• _EXERCISE DATA_
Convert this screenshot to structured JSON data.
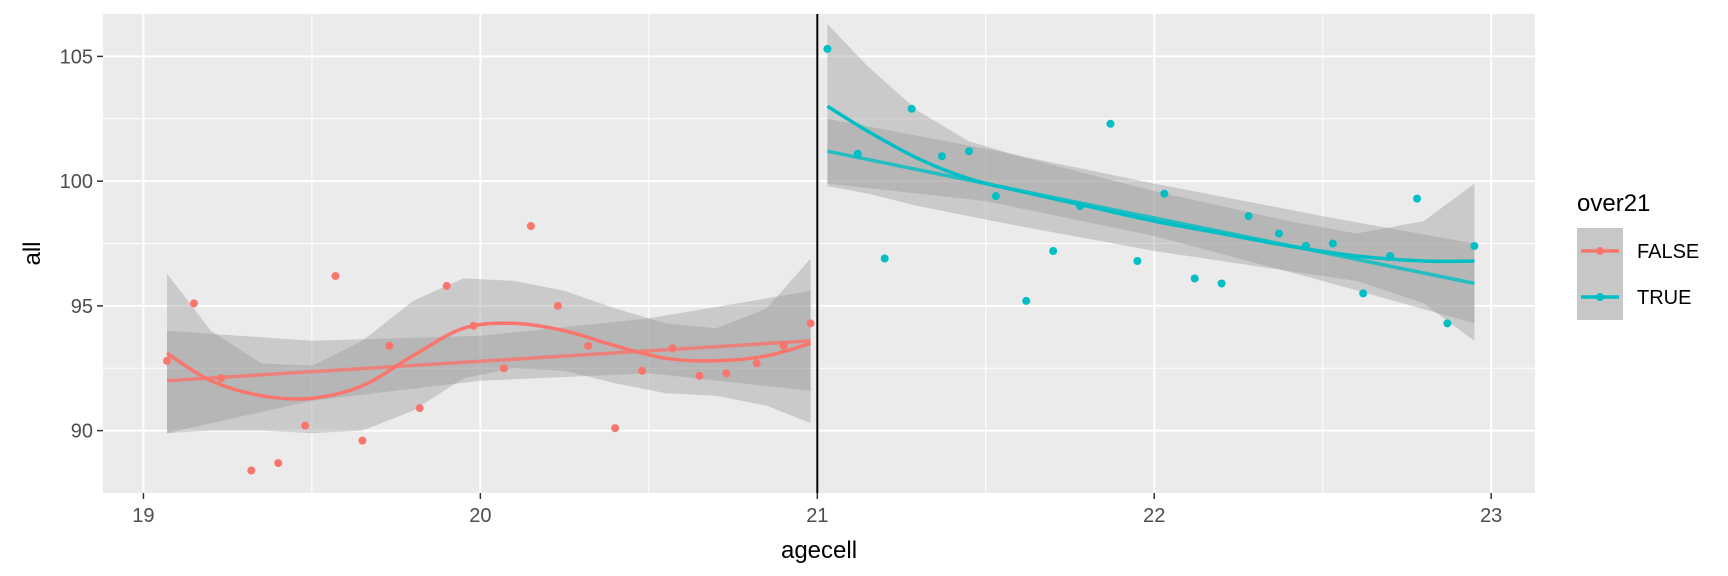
{
  "chart_data": {
    "type": "scatter",
    "title": "",
    "xlabel": "agecell",
    "ylabel": "all",
    "xlim": [
      18.88,
      23.13
    ],
    "ylim": [
      87.5,
      106.7
    ],
    "x_ticks": [
      19,
      20,
      21,
      22,
      23
    ],
    "y_ticks": [
      90,
      95,
      100,
      105
    ],
    "grid": true,
    "cutoff": 21,
    "legend": {
      "title": "over21",
      "position": "right"
    },
    "series": [
      {
        "name": "FALSE",
        "color": "#f8766d",
        "x": [
          19.07,
          19.15,
          19.23,
          19.32,
          19.4,
          19.48,
          19.57,
          19.65,
          19.73,
          19.82,
          19.9,
          19.98,
          20.07,
          20.15,
          20.23,
          20.32,
          20.4,
          20.48,
          20.57,
          20.65,
          20.73,
          20.82,
          20.9,
          20.98
        ],
        "y": [
          92.8,
          95.1,
          92.1,
          88.4,
          88.7,
          90.2,
          96.2,
          89.6,
          93.4,
          90.9,
          95.8,
          94.2,
          92.5,
          98.2,
          95.0,
          93.4,
          90.1,
          92.4,
          93.3,
          92.2,
          92.3,
          92.7,
          93.4,
          94.3
        ],
        "linear_fit": {
          "x": [
            19.07,
            20.98
          ],
          "y": [
            92.0,
            93.6
          ]
        },
        "linear_band": {
          "x": [
            19.07,
            19.5,
            20.0,
            20.5,
            20.98
          ],
          "upper": [
            94.0,
            93.6,
            93.8,
            94.5,
            95.6
          ],
          "lower": [
            89.9,
            91.2,
            92.0,
            92.3,
            91.6
          ]
        },
        "loess_fit": {
          "x": [
            19.07,
            19.2,
            19.35,
            19.5,
            19.65,
            19.8,
            19.95,
            20.1,
            20.25,
            20.4,
            20.55,
            20.7,
            20.85,
            20.98
          ],
          "y": [
            93.1,
            92.0,
            91.4,
            91.3,
            91.8,
            93.0,
            94.1,
            94.3,
            94.0,
            93.4,
            92.9,
            92.8,
            93.0,
            93.5
          ]
        },
        "loess_band": {
          "x": [
            19.07,
            19.2,
            19.35,
            19.5,
            19.65,
            19.8,
            19.95,
            20.1,
            20.25,
            20.4,
            20.55,
            20.7,
            20.85,
            20.98
          ],
          "upper": [
            96.3,
            94.0,
            92.7,
            92.6,
            93.6,
            95.2,
            96.1,
            96.0,
            95.6,
            94.9,
            94.3,
            94.1,
            94.9,
            96.9
          ],
          "lower": [
            89.9,
            90.0,
            90.0,
            89.9,
            90.0,
            90.8,
            92.1,
            92.5,
            92.4,
            91.9,
            91.5,
            91.4,
            91.0,
            90.3
          ]
        }
      },
      {
        "name": "TRUE",
        "color": "#00bfc4",
        "x": [
          21.03,
          21.12,
          21.2,
          21.28,
          21.37,
          21.45,
          21.53,
          21.62,
          21.7,
          21.78,
          21.87,
          21.95,
          22.03,
          22.12,
          22.2,
          22.28,
          22.37,
          22.45,
          22.53,
          22.62,
          22.7,
          22.78,
          22.87,
          22.95
        ],
        "y": [
          105.3,
          101.1,
          96.9,
          102.9,
          101.0,
          101.2,
          99.4,
          95.2,
          97.2,
          99.0,
          102.3,
          96.8,
          99.5,
          96.1,
          95.9,
          98.6,
          97.9,
          97.4,
          97.5,
          95.5,
          97.0,
          99.3,
          94.3,
          97.4
        ],
        "linear_fit": {
          "x": [
            21.03,
            22.95
          ],
          "y": [
            101.2,
            95.9
          ]
        },
        "linear_band": {
          "x": [
            21.03,
            21.5,
            22.0,
            22.5,
            22.95
          ],
          "upper": [
            102.5,
            101.3,
            99.9,
            98.6,
            97.5
          ],
          "lower": [
            99.9,
            99.2,
            97.8,
            96.0,
            94.3
          ]
        },
        "loess_fit": {
          "x": [
            21.03,
            21.15,
            21.3,
            21.45,
            21.6,
            21.8,
            22.0,
            22.2,
            22.4,
            22.6,
            22.8,
            22.95
          ],
          "y": [
            103.0,
            102.0,
            100.9,
            100.1,
            99.6,
            99.0,
            98.4,
            97.9,
            97.4,
            97.0,
            96.8,
            96.8
          ]
        },
        "loess_band": {
          "x": [
            21.03,
            21.15,
            21.3,
            21.45,
            21.6,
            21.8,
            22.0,
            22.2,
            22.4,
            22.6,
            22.8,
            22.95
          ],
          "upper": [
            106.3,
            104.6,
            102.8,
            101.6,
            101.0,
            100.3,
            99.6,
            99.0,
            98.4,
            97.9,
            98.4,
            99.9
          ],
          "lower": [
            99.8,
            99.5,
            99.0,
            98.6,
            98.2,
            97.7,
            97.2,
            96.8,
            96.4,
            96.0,
            95.1,
            93.6
          ]
        }
      }
    ]
  }
}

• _DIRECTIONS FOR THIS TASK_
Give an exact reproduction of every line, leaving out any picture.

• _OUTPUT FOR THIS TASK_
Convert this screenshot to structured JSON data.
{
  "chart_data": {
    "type": "scatter",
    "title": "",
    "xlabel": "agecell",
    "ylabel": "all",
    "xlim": [
      18.88,
      23.13
    ],
    "ylim": [
      87.5,
      106.7
    ],
    "x_ticks": [
      19,
      20,
      21,
      22,
      23
    ],
    "y_ticks": [
      90,
      95,
      100,
      105
    ],
    "grid": true,
    "cutoff": 21,
    "legend": {
      "title": "over21",
      "position": "right"
    },
    "series": [
      {
        "name": "FALSE",
        "color": "#f8766d",
        "x": [
          19.07,
          19.15,
          19.23,
          19.32,
          19.4,
          19.48,
          19.57,
          19.65,
          19.73,
          19.82,
          19.9,
          19.98,
          20.07,
          20.15,
          20.23,
          20.32,
          20.4,
          20.48,
          20.57,
          20.65,
          20.73,
          20.82,
          20.9,
          20.98
        ],
        "y": [
          92.8,
          95.1,
          92.1,
          88.4,
          88.7,
          90.2,
          96.2,
          89.6,
          93.4,
          90.9,
          95.8,
          94.2,
          92.5,
          98.2,
          95.0,
          93.4,
          90.1,
          92.4,
          93.3,
          92.2,
          92.3,
          92.7,
          93.4,
          94.3
        ],
        "linear_fit": {
          "x": [
            19.07,
            20.98
          ],
          "y": [
            92.0,
            93.6
          ]
        },
        "linear_band": {
          "x": [
            19.07,
            19.5,
            20.0,
            20.5,
            20.98
          ],
          "upper": [
            94.0,
            93.6,
            93.8,
            94.5,
            95.6
          ],
          "lower": [
            89.9,
            91.2,
            92.0,
            92.3,
            91.6
          ]
        },
        "loess_fit": {
          "x": [
            19.07,
            19.2,
            19.35,
            19.5,
            19.65,
            19.8,
            19.95,
            20.1,
            20.25,
            20.4,
            20.55,
            20.7,
            20.85,
            20.98
          ],
          "y": [
            93.1,
            92.0,
            91.4,
            91.3,
            91.8,
            93.0,
            94.1,
            94.3,
            94.0,
            93.4,
            92.9,
            92.8,
            93.0,
            93.5
          ]
        },
        "loess_band": {
          "x": [
            19.07,
            19.2,
            19.35,
            19.5,
            19.65,
            19.8,
            19.95,
            20.1,
            20.25,
            20.4,
            20.55,
            20.7,
            20.85,
            20.98
          ],
          "upper": [
            96.3,
            94.0,
            92.7,
            92.6,
            93.6,
            95.2,
            96.1,
            96.0,
            95.6,
            94.9,
            94.3,
            94.1,
            94.9,
            96.9
          ],
          "lower": [
            89.9,
            90.0,
            90.0,
            89.9,
            90.0,
            90.8,
            92.1,
            92.5,
            92.4,
            91.9,
            91.5,
            91.4,
            91.0,
            90.3
          ]
        }
      },
      {
        "name": "TRUE",
        "color": "#00bfc4",
        "x": [
          21.03,
          21.12,
          21.2,
          21.28,
          21.37,
          21.45,
          21.53,
          21.62,
          21.7,
          21.78,
          21.87,
          21.95,
          22.03,
          22.12,
          22.2,
          22.28,
          22.37,
          22.45,
          22.53,
          22.62,
          22.7,
          22.78,
          22.87,
          22.95
        ],
        "y": [
          105.3,
          101.1,
          96.9,
          102.9,
          101.0,
          101.2,
          99.4,
          95.2,
          97.2,
          99.0,
          102.3,
          96.8,
          99.5,
          96.1,
          95.9,
          98.6,
          97.9,
          97.4,
          97.5,
          95.5,
          97.0,
          99.3,
          94.3,
          97.4
        ],
        "linear_fit": {
          "x": [
            21.03,
            22.95
          ],
          "y": [
            101.2,
            95.9
          ]
        },
        "linear_band": {
          "x": [
            21.03,
            21.5,
            22.0,
            22.5,
            22.95
          ],
          "upper": [
            102.5,
            101.3,
            99.9,
            98.6,
            97.5
          ],
          "lower": [
            99.9,
            99.2,
            97.8,
            96.0,
            94.3
          ]
        },
        "loess_fit": {
          "x": [
            21.03,
            21.15,
            21.3,
            21.45,
            21.6,
            21.8,
            22.0,
            22.2,
            22.4,
            22.6,
            22.8,
            22.95
          ],
          "y": [
            103.0,
            102.0,
            100.9,
            100.1,
            99.6,
            99.0,
            98.4,
            97.9,
            97.4,
            97.0,
            96.8,
            96.8
          ]
        },
        "loess_band": {
          "x": [
            21.03,
            21.15,
            21.3,
            21.45,
            21.6,
            21.8,
            22.0,
            22.2,
            22.4,
            22.6,
            22.8,
            22.95
          ],
          "upper": [
            106.3,
            104.6,
            102.8,
            101.6,
            101.0,
            100.3,
            99.6,
            99.0,
            98.4,
            97.9,
            98.4,
            99.9
          ],
          "lower": [
            99.8,
            99.5,
            99.0,
            98.6,
            98.2,
            97.7,
            97.2,
            96.8,
            96.4,
            96.0,
            95.1,
            93.6
          ]
        }
      }
    ]
  }
}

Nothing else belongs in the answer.